(Saved entries)
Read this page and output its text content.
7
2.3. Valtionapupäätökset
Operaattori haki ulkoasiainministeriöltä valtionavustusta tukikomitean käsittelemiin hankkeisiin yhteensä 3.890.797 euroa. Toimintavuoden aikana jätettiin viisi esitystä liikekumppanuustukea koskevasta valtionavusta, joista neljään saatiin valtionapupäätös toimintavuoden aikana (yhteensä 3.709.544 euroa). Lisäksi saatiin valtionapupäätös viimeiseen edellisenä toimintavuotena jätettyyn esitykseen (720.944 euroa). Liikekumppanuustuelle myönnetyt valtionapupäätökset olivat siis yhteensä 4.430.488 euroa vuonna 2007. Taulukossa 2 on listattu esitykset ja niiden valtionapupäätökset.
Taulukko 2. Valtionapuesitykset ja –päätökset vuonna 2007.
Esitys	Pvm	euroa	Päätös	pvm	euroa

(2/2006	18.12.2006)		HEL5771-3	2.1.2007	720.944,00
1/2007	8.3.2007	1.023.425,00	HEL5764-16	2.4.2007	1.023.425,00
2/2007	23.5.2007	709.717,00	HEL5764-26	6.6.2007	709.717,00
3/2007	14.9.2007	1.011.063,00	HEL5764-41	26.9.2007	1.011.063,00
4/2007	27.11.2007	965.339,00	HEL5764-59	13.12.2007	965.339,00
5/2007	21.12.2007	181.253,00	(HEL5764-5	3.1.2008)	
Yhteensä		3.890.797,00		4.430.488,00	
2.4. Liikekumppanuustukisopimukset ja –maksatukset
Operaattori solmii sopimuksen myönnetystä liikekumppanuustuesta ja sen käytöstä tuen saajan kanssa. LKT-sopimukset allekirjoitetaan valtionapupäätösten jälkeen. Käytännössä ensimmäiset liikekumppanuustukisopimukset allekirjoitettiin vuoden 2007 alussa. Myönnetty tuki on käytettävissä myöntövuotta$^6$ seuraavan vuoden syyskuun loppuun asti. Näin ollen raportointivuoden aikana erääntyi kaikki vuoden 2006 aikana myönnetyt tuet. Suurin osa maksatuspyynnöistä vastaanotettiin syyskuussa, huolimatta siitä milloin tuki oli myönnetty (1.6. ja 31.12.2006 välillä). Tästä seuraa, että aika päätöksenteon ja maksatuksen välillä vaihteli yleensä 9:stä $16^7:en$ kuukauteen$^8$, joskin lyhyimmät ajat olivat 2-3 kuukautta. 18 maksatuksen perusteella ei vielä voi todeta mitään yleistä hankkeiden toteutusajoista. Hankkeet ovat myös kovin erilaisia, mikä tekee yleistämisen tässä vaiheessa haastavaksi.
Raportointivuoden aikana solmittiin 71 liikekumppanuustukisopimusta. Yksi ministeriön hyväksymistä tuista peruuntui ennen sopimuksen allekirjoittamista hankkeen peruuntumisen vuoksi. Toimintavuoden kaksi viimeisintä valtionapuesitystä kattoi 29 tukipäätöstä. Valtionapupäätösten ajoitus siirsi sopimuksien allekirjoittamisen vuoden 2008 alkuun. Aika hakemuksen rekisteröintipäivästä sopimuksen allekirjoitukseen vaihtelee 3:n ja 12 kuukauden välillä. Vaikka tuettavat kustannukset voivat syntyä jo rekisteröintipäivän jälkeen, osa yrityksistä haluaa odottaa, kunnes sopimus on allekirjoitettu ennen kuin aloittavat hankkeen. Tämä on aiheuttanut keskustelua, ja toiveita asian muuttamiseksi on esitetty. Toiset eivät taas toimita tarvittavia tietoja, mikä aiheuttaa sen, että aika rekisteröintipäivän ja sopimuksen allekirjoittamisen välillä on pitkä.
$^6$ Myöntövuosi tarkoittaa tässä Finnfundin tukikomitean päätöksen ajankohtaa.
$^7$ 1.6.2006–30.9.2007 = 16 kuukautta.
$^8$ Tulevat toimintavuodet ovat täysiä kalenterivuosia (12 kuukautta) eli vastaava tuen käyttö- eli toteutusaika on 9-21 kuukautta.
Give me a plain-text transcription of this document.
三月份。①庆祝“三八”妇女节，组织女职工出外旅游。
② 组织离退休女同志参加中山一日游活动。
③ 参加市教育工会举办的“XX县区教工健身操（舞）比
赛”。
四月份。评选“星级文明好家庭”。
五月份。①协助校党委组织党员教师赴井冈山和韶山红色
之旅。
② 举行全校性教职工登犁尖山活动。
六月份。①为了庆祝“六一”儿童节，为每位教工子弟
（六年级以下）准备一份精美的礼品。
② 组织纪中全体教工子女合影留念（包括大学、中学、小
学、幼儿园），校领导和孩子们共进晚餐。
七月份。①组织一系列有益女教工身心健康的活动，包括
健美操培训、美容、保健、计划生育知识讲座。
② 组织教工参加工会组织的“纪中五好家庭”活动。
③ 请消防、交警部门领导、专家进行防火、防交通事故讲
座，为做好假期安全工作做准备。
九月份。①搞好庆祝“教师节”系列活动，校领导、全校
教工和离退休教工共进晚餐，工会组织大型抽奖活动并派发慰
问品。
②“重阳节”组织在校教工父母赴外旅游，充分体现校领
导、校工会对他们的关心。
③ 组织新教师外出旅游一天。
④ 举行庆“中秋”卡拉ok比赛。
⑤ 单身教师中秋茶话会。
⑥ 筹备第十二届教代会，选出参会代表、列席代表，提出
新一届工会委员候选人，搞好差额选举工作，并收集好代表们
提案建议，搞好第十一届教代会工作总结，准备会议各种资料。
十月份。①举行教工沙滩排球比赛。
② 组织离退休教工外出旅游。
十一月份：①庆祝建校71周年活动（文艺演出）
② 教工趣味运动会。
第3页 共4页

● **Goal**
Retype every entry word for word.

● **Task result**
Read this page and output its text content.
7
2.3. Valtionapupäätökset
Operaattori haki ulkoasiainministeriöltä valtionavustusta tukikomitean käsittelemiin hankkeisiin yhteensä 3.890.797 euroa. Toimintavuoden aikana jätettiin viisi esitystä liikekumppanuustukea koskevasta valtionavusta, joista neljään saatiin valtionapupäätös toimintavuoden aikana (yhteensä 3.709.544 euroa). Lisäksi saatiin valtionapupäätös viimeiseen edellisenä toimintavuotena jätettyyn esitykseen (720.944 euroa). Liikekumppanuustuelle myönnetyt valtionapupäätökset olivat siis yhteensä 4.430.488 euroa vuonna 2007. Taulukossa 2 on listattu esitykset ja niiden valtionapupäätökset.
Taulukko 2. Valtionapuesitykset ja –päätökset vuonna 2007.
Esitys	Pvm	euroa	Päätös	pvm	euroa

(2/2006	18.12.2006)		HEL5771-3	2.1.2007	720.944,00
1/2007	8.3.2007	1.023.425,00	HEL5764-16	2.4.2007	1.023.425,00
2/2007	23.5.2007	709.717,00	HEL5764-26	6.6.2007	709.717,00
3/2007	14.9.2007	1.011.063,00	HEL5764-41	26.9.2007	1.011.063,00
4/2007	27.11.2007	965.339,00	HEL5764-59	13.12.2007	965.339,00
5/2007	21.12.2007	181.253,00	(HEL5764-5	3.1.2008)	
Yhteensä		3.890.797,00		4.430.488,00	
2.4. Liikekumppanuustukisopimukset ja –maksatukset
Operaattori solmii sopimuksen myönnetystä liikekumppanuustuesta ja sen käytöstä tuen saajan kanssa. LKT-sopimukset allekirjoitetaan valtionapupäätösten jälkeen. Käytännössä ensimmäiset liikekumppanuustukisopimukset allekirjoitettiin vuoden 2007 alussa. Myönnetty tuki on käytettävissä myöntövuotta$^6$ seuraavan vuoden syyskuun loppuun asti. Näin ollen raportointivuoden aikana erääntyi kaikki vuoden 2006 aikana myönnetyt tuet. Suurin osa maksatuspyynnöistä vastaanotettiin syyskuussa, huolimatta siitä milloin tuki oli myönnetty (1.6. ja 31.12.2006 välillä). Tästä seuraa, että aika päätöksenteon ja maksatuksen välillä vaihteli yleensä 9:stä $16^7:en$ kuukauteen$^8$, joskin lyhyimmät ajat olivat 2-3 kuukautta. 18 maksatuksen perusteella ei vielä voi todeta mitään yleistä hankkeiden toteutusajoista. Hankkeet ovat myös kovin erilaisia, mikä tekee yleistämisen tässä vaiheessa haastavaksi.
Raportointivuoden aikana solmittiin 71 liikekumppanuustukisopimusta. Yksi ministeriön hyväksymistä tuista peruuntui ennen sopimuksen allekirjoittamista hankkeen peruuntumisen vuoksi. Toimintavuoden kaksi viimeisintä valtionapuesitystä kattoi 29 tukipäätöstä. Valtionapupäätösten ajoitus siirsi sopimuksien allekirjoittamisen vuoden 2008 alkuun. Aika hakemuksen rekisteröintipäivästä sopimuksen allekirjoitukseen vaihtelee 3:n ja 12 kuukauden välillä. Vaikka tuettavat kustannukset voivat syntyä jo rekisteröintipäivän jälkeen, osa yrityksistä haluaa odottaa, kunnes sopimus on allekirjoitettu ennen kuin aloittavat hankkeen. Tämä on aiheuttanut keskustelua, ja toiveita asian muuttamiseksi on esitetty. Toiset eivät taas toimita tarvittavia tietoja, mikä aiheuttaa sen, että aika rekisteröintipäivän ja sopimuksen allekirjoittamisen välillä on pitkä.
$^6$ Myöntövuosi tarkoittaa tässä Finnfundin tukikomitean päätöksen ajankohtaa.
$^7$ 1.6.2006–30.9.2007 = 16 kuukautta.
$^8$ Tulevat toimintavuodet ovat täysiä kalenterivuosia (12 kuukautta) eli vastaava tuen käyttö- eli toteutusaika on 9-21 kuukautta.
Give me a plain-text transcription of this document.
三月份。①庆祝“三八”妇女节，组织女职工出外旅游。
② 组织离退休女同志参加中山一日游活动。
③ 参加市教育工会举办的“XX县区教工健身操（舞）比
赛”。
四月份。评选“星级文明好家庭”。
五月份。①协助校党委组织党员教师赴井冈山和韶山红色
之旅。
② 举行全校性教职工登犁尖山活动。
六月份。①为了庆祝“六一”儿童节，为每位教工子弟
（六年级以下）准备一份精美的礼品。
② 组织纪中全体教工子女合影留念（包括大学、中学、小
学、幼儿园），校领导和孩子们共进晚餐。
七月份。①组织一系列有益女教工身心健康的活动，包括
健美操培训、美容、保健、计划生育知识讲座。
② 组织教工参加工会组织的“纪中五好家庭”活动。
③ 请消防、交警部门领导、专家进行防火、防交通事故讲
座，为做好假期安全工作做准备。
九月份。①搞好庆祝“教师节”系列活动，校领导、全校
教工和离退休教工共进晚餐，工会组织大型抽奖活动并派发慰
问品。
②“重阳节”组织在校教工父母赴外旅游，充分体现校领
导、校工会对他们的关心。
③ 组织新教师外出旅游一天。
④ 举行庆“中秋”卡拉ok比赛。
⑤ 单身教师中秋茶话会。
⑥ 筹备第十二届教代会，选出参会代表、列席代表，提出
新一届工会委员候选人，搞好差额选举工作，并收集好代表们
提案建议，搞好第十一届教代会工作总结，准备会议各种资料。
十月份。①举行教工沙滩排球比赛。
② 组织离退休教工外出旅游。
十一月份：①庆祝建校71周年活动（文艺演出）
② 教工趣味运动会。
第3页 共4页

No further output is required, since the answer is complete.